** start of Listing **

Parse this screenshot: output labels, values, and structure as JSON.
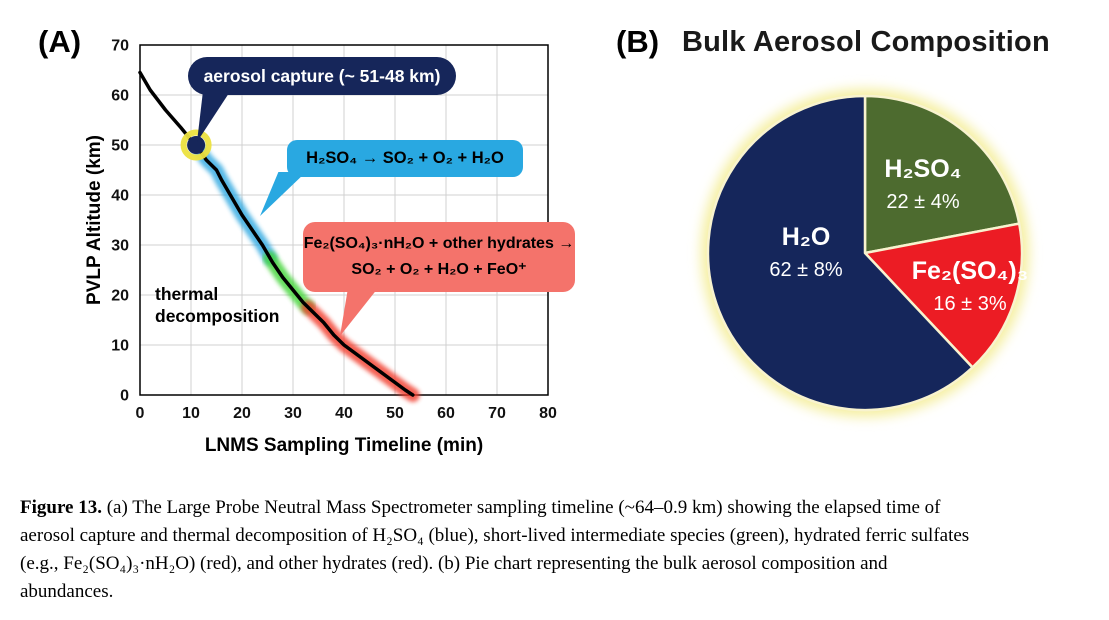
{
  "panelA": {
    "label": "(A)",
    "annotations": {
      "aerosol": "aerosol capture (~ 51-48 km)",
      "h2so4": "H₂SO₄ → SO₂ + O₂ + H₂O",
      "hydrates_line1": "Fe₂(SO₄)₃·nH₂O + other hydrates →",
      "hydrates_line2": "SO₂ + O₂ + H₂O + FeO⁺",
      "thermal_line1": "thermal",
      "thermal_line2": "decomposition"
    }
  },
  "panelB": {
    "label": "(B)"
  },
  "chart_data": [
    {
      "type": "line",
      "title": "",
      "xlabel": "LNMS Sampling Timeline (min)",
      "ylabel": "PVLP Altitude (km)",
      "xlim": [
        0,
        80
      ],
      "ylim": [
        0,
        70
      ],
      "xticks": [
        0,
        10,
        20,
        30,
        40,
        50,
        60,
        70,
        80
      ],
      "yticks": [
        0,
        10,
        20,
        30,
        40,
        50,
        60,
        70
      ],
      "grid": true,
      "line_color": "#000000",
      "points": [
        [
          0,
          64.5
        ],
        [
          2,
          61
        ],
        [
          5,
          57
        ],
        [
          8,
          53.5
        ],
        [
          10,
          51
        ],
        [
          11,
          50
        ],
        [
          12,
          48.5
        ],
        [
          13,
          47
        ],
        [
          15,
          45
        ],
        [
          16,
          43
        ],
        [
          18,
          39.5
        ],
        [
          20,
          36
        ],
        [
          22,
          33
        ],
        [
          24,
          30
        ],
        [
          26,
          26.5
        ],
        [
          28,
          23.5
        ],
        [
          30,
          21
        ],
        [
          32,
          18.5
        ],
        [
          34,
          16.5
        ],
        [
          36,
          14.5
        ],
        [
          38,
          12
        ],
        [
          40,
          10
        ],
        [
          42,
          8.5
        ],
        [
          44,
          7
        ],
        [
          46,
          5.5
        ],
        [
          48,
          4
        ],
        [
          50,
          2.5
        ],
        [
          52,
          1
        ],
        [
          53.5,
          0
        ]
      ],
      "marker": {
        "x": 11,
        "y": 50,
        "fill": "#16265a",
        "glow": "#ece23f"
      },
      "highlights": [
        {
          "name": "H2SO4 thermal decomposition",
          "color": "#2fa8e1",
          "x_from": 11.5,
          "x_to": 25.5
        },
        {
          "name": "short-lived intermediate species",
          "color": "#3fd435",
          "x_from": 25.5,
          "x_to": 33
        },
        {
          "name": "hydrated ferric sulfates and other hydrates",
          "color": "#f23a2c",
          "x_from": 33,
          "x_to": 53.5
        }
      ]
    },
    {
      "type": "pie",
      "title": "Bulk Aerosol Composition",
      "slices": [
        {
          "label": "H₂SO₄",
          "value": 22,
          "value_text": "22 ± 4%",
          "color": "#4d6b2f"
        },
        {
          "label": "Fe₂(SO₄)₃",
          "value": 16,
          "value_text": "16 ± 3%",
          "color": "#ec1c24"
        },
        {
          "label": "H₂O",
          "value": 62,
          "value_text": "62 ± 8%",
          "color": "#15265b"
        }
      ],
      "start_angle_deg": 0,
      "direction": "clockwise",
      "glow_color": "#f5efa0"
    }
  ],
  "caption": {
    "figure_label": "Figure 13.",
    "line1_rest": " (a) The Large Probe Neutral Mass Spectrometer sampling timeline (~64–0.9 km) showing the elapsed time of",
    "line2": "aerosol capture and thermal decomposition of H₂SO₄ (blue), short-lived intermediate species (green), hydrated ferric sulfates",
    "line3": "(e.g., Fe₂(SO₄)₃·nH₂O) (red), and other hydrates (red). (b) Pie chart representing the bulk aerosol composition and",
    "line4": "abundances."
  }
}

** end of Listing **

- _Problem description_:
Collect the lines of the data that carry the word "nH₂O".

- _Response to the exercise_:
      "hydrates_line1": "Fe₂(SO₄)₃·nH₂O + other hydrates →",
    "line3": "(e.g., Fe₂(SO₄)₃·nH₂O) (red), and other hydrates (red). (b) Pie chart representing the bulk aerosol composition and",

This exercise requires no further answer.